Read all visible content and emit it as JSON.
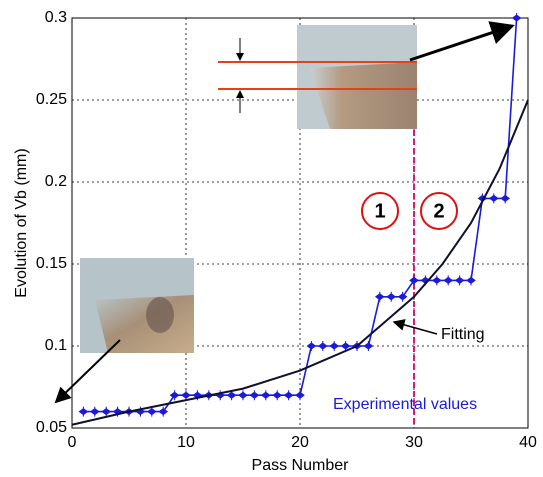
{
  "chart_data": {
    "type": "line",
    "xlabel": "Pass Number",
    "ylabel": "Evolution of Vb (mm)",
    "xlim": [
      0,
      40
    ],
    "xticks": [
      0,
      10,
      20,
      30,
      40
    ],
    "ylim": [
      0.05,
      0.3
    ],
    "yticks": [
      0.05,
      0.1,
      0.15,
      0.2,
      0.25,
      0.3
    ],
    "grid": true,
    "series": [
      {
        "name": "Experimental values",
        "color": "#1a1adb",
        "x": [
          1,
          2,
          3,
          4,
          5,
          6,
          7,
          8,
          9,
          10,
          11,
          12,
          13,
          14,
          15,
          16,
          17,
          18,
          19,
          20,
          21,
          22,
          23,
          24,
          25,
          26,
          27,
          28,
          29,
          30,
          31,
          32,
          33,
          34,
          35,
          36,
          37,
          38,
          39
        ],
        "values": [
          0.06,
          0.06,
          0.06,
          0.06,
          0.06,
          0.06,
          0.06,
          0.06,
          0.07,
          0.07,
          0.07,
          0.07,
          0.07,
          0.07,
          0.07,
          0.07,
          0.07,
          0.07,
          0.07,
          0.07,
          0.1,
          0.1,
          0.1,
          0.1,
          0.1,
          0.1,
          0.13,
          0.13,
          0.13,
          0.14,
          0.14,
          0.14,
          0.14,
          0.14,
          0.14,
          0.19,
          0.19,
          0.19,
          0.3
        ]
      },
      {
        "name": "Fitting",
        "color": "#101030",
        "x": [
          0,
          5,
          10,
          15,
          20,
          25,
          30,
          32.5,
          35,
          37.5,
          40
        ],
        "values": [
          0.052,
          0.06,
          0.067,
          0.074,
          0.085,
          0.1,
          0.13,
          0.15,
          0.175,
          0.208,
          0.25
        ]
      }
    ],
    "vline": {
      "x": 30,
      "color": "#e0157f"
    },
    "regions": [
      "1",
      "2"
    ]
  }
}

____________

## The request
Transcribe the listing above verbatim. Omit the pictures.

## Task result
Read all visible content and emit it as JSON.
{
  "chart_data": {
    "type": "line",
    "xlabel": "Pass Number",
    "ylabel": "Evolution of Vb (mm)",
    "xlim": [
      0,
      40
    ],
    "xticks": [
      0,
      10,
      20,
      30,
      40
    ],
    "ylim": [
      0.05,
      0.3
    ],
    "yticks": [
      0.05,
      0.1,
      0.15,
      0.2,
      0.25,
      0.3
    ],
    "grid": true,
    "series": [
      {
        "name": "Experimental values",
        "color": "#1a1adb",
        "x": [
          1,
          2,
          3,
          4,
          5,
          6,
          7,
          8,
          9,
          10,
          11,
          12,
          13,
          14,
          15,
          16,
          17,
          18,
          19,
          20,
          21,
          22,
          23,
          24,
          25,
          26,
          27,
          28,
          29,
          30,
          31,
          32,
          33,
          34,
          35,
          36,
          37,
          38,
          39
        ],
        "values": [
          0.06,
          0.06,
          0.06,
          0.06,
          0.06,
          0.06,
          0.06,
          0.06,
          0.07,
          0.07,
          0.07,
          0.07,
          0.07,
          0.07,
          0.07,
          0.07,
          0.07,
          0.07,
          0.07,
          0.07,
          0.1,
          0.1,
          0.1,
          0.1,
          0.1,
          0.1,
          0.13,
          0.13,
          0.13,
          0.14,
          0.14,
          0.14,
          0.14,
          0.14,
          0.14,
          0.19,
          0.19,
          0.19,
          0.3
        ]
      },
      {
        "name": "Fitting",
        "color": "#101030",
        "x": [
          0,
          5,
          10,
          15,
          20,
          25,
          30,
          32.5,
          35,
          37.5,
          40
        ],
        "values": [
          0.052,
          0.06,
          0.067,
          0.074,
          0.085,
          0.1,
          0.13,
          0.15,
          0.175,
          0.208,
          0.25
        ]
      }
    ],
    "vline": {
      "x": 30,
      "color": "#e0157f"
    },
    "regions": [
      "1",
      "2"
    ]
  }
}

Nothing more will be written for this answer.